Extracted data entries:
--- --- ---
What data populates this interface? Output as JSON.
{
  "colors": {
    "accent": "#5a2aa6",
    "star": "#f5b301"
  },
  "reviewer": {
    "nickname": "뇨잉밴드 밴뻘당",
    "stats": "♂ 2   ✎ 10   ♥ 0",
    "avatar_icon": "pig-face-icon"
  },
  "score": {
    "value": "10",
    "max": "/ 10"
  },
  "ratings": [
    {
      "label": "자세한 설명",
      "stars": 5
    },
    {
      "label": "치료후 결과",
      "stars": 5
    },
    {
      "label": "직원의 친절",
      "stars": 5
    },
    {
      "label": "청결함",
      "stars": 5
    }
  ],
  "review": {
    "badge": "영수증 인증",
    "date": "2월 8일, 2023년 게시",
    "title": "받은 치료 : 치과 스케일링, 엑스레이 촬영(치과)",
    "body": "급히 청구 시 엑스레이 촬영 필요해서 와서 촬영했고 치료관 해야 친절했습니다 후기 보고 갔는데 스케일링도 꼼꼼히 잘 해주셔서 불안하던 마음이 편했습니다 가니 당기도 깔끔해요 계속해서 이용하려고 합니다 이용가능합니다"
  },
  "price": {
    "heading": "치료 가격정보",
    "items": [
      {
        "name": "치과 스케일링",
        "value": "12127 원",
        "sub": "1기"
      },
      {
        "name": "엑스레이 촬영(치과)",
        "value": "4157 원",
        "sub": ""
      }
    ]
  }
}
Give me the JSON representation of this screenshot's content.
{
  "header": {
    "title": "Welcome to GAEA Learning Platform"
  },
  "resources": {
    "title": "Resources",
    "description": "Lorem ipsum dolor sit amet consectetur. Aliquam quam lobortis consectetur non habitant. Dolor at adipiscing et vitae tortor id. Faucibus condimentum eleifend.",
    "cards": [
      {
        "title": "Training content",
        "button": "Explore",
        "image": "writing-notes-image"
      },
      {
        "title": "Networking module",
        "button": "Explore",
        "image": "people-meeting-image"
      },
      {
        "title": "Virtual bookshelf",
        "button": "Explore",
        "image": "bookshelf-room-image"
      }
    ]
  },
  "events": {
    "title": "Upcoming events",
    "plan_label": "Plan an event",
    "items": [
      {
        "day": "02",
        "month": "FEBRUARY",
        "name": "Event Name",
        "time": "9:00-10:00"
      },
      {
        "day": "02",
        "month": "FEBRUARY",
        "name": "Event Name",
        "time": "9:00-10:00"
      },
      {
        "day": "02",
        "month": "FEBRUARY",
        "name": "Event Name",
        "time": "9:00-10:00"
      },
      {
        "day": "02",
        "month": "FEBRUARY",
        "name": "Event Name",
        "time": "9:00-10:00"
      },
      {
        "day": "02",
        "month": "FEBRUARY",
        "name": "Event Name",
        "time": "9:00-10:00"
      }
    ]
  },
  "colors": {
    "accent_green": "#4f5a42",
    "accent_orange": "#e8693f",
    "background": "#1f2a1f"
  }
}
--- --- ---
= INSTRUCTIONS FOR THE TASK =
Extract every entry in the listing word for word.

= FINISHED TASK =
What data populates this interface? Output as JSON.
{
  "colors": {
    "accent": "#5a2aa6",
    "star": "#f5b301"
  },
  "reviewer": {
    "nickname": "뇨잉밴드 밴뻘당",
    "stats": "♂ 2   ✎ 10   ♥ 0",
    "avatar_icon": "pig-face-icon"
  },
  "score": {
    "value": "10",
    "max": "/ 10"
  },
  "ratings": [
    {
      "label": "자세한 설명",
      "stars": 5
    },
    {
      "label": "치료후 결과",
      "stars": 5
    },
    {
      "label": "직원의 친절",
      "stars": 5
    },
    {
      "label": "청결함",
      "stars": 5
    }
  ],
  "review": {
    "badge": "영수증 인증",
    "date": "2월 8일, 2023년 게시",
    "title": "받은 치료 : 치과 스케일링, 엑스레이 촬영(치과)",
    "body": "급히 청구 시 엑스레이 촬영 필요해서 와서 촬영했고 치료관 해야 친절했습니다 후기 보고 갔는데 스케일링도 꼼꼼히 잘 해주셔서 불안하던 마음이 편했습니다 가니 당기도 깔끔해요 계속해서 이용하려고 합니다 이용가능합니다"
  },
  "price": {
    "heading": "치료 가격정보",
    "items": [
      {
        "name": "치과 스케일링",
        "value": "12127 원",
        "sub": "1기"
      },
      {
        "name": "엑스레이 촬영(치과)",
        "value": "4157 원",
        "sub": ""
      }
    ]
  }
}
Give me the JSON representation of this screenshot's content.
{
  "header": {
    "title": "Welcome to GAEA Learning Platform"
  },
  "resources": {
    "title": "Resources",
    "description": "Lorem ipsum dolor sit amet consectetur. Aliquam quam lobortis consectetur non habitant. Dolor at adipiscing et vitae tortor id. Faucibus condimentum eleifend.",
    "cards": [
      {
        "title": "Training content",
        "button": "Explore",
        "image": "writing-notes-image"
      },
      {
        "title": "Networking module",
        "button": "Explore",
        "image": "people-meeting-image"
      },
      {
        "title": "Virtual bookshelf",
        "button": "Explore",
        "image": "bookshelf-room-image"
      }
    ]
  },
  "events": {
    "title": "Upcoming events",
    "plan_label": "Plan an event",
    "items": [
      {
        "day": "02",
        "month": "FEBRUARY",
        "name": "Event Name",
        "time": "9:00-10:00"
      },
      {
        "day": "02",
        "month": "FEBRUARY",
        "name": "Event Name",
        "time": "9:00-10:00"
      },
      {
        "day": "02",
        "month": "FEBRUARY",
        "name": "Event Name",
        "time": "9:00-10:00"
      },
      {
        "day": "02",
        "month": "FEBRUARY",
        "name": "Event Name",
        "time": "9:00-10:00"
      },
      {
        "day": "02",
        "month": "FEBRUARY",
        "name": "Event Name",
        "time": "9:00-10:00"
      }
    ]
  },
  "colors": {
    "accent_green": "#4f5a42",
    "accent_orange": "#e8693f",
    "background": "#1f2a1f"
  }
}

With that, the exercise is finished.